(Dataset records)

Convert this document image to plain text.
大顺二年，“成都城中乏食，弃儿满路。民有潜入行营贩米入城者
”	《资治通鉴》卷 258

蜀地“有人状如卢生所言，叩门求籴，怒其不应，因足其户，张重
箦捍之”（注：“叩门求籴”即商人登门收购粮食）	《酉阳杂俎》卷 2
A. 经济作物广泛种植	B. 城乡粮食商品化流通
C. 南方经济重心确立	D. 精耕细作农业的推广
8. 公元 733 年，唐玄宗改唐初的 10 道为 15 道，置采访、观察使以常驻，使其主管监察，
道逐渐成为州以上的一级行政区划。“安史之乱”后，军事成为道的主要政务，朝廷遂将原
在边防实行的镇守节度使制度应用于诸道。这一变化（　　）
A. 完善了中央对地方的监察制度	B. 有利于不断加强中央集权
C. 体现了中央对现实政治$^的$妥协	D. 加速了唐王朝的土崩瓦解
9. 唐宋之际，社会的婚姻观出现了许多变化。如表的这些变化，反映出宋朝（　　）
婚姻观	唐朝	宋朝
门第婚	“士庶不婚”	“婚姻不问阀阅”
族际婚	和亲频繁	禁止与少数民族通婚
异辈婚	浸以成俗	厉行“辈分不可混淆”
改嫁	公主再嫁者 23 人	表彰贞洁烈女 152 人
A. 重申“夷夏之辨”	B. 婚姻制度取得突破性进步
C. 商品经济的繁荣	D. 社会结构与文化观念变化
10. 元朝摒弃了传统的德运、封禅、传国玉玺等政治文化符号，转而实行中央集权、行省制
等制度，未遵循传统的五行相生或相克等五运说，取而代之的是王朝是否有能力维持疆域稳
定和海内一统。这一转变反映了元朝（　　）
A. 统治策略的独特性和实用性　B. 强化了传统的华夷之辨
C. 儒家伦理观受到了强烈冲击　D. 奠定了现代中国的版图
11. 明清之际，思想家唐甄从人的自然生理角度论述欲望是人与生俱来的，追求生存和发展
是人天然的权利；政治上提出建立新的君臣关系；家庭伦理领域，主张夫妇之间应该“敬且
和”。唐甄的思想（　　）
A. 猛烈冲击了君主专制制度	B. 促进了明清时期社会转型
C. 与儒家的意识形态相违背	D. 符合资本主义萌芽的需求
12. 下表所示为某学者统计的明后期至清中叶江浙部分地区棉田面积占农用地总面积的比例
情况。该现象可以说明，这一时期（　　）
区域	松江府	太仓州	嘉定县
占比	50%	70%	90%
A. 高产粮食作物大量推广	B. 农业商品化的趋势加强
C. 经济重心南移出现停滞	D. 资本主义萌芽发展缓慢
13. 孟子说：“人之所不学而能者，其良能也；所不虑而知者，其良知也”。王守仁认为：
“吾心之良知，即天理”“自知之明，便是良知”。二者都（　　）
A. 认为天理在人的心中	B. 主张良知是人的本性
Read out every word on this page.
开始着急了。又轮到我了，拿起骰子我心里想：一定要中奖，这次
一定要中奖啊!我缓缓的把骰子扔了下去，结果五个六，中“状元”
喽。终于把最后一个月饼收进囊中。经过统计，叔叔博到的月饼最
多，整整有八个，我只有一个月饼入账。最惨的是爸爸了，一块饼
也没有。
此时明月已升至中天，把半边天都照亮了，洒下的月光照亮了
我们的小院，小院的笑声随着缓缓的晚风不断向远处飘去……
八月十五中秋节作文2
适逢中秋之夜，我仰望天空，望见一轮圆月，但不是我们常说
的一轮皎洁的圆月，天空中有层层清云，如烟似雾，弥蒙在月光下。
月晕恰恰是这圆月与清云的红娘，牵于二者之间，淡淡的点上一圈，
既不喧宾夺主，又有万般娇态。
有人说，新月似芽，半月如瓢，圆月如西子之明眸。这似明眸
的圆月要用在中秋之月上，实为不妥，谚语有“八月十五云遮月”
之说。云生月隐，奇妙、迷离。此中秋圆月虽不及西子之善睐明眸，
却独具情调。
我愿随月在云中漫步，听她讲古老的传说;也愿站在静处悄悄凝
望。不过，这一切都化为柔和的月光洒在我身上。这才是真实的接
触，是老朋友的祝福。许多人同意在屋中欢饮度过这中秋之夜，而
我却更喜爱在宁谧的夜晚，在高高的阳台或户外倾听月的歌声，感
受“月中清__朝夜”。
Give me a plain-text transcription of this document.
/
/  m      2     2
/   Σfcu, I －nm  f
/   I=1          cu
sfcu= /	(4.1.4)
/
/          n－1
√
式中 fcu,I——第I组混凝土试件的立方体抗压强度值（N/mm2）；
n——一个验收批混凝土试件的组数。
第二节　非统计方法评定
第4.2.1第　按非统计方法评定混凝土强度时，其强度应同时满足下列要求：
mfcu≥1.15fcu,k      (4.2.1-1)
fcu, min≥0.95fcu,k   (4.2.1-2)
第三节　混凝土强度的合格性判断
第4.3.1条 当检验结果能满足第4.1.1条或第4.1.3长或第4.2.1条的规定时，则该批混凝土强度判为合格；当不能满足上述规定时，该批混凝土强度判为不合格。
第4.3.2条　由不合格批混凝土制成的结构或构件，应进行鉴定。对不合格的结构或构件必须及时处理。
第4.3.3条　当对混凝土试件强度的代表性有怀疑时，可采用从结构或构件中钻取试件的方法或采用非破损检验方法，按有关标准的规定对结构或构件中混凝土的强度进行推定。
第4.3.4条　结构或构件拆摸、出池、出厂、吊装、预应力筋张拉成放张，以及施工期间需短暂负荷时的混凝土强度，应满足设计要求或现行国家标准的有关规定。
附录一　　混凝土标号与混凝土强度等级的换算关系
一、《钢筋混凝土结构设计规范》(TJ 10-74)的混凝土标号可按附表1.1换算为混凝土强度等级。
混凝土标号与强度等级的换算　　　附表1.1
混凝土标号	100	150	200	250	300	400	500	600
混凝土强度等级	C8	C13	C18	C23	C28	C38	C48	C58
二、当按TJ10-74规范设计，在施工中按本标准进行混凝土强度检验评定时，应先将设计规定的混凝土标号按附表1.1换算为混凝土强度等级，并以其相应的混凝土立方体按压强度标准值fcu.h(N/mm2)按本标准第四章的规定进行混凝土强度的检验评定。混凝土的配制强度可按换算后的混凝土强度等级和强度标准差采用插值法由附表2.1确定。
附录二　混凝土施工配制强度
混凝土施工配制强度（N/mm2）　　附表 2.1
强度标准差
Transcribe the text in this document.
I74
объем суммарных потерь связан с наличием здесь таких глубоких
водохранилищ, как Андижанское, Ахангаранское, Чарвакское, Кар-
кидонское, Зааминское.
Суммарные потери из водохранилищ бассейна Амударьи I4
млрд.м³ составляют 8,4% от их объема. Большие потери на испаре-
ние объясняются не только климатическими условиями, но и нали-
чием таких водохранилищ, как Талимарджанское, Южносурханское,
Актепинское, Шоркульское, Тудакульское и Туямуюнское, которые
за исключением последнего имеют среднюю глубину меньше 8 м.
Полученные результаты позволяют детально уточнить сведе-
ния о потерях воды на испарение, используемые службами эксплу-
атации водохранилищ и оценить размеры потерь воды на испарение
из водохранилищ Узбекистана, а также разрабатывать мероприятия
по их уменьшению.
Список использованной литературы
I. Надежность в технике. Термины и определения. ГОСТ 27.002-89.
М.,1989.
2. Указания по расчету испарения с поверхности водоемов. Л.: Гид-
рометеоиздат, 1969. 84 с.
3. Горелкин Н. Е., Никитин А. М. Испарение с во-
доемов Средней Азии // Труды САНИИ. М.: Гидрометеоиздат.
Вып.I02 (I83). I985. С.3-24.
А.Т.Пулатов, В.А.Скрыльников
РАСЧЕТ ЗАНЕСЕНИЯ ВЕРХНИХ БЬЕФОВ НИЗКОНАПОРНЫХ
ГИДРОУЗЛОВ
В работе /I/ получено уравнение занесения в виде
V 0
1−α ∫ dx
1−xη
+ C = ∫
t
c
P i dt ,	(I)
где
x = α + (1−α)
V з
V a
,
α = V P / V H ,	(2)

• Your instructions:
Give the count of lines in the records that contain "воды", and no other text.

• Exercise output:
2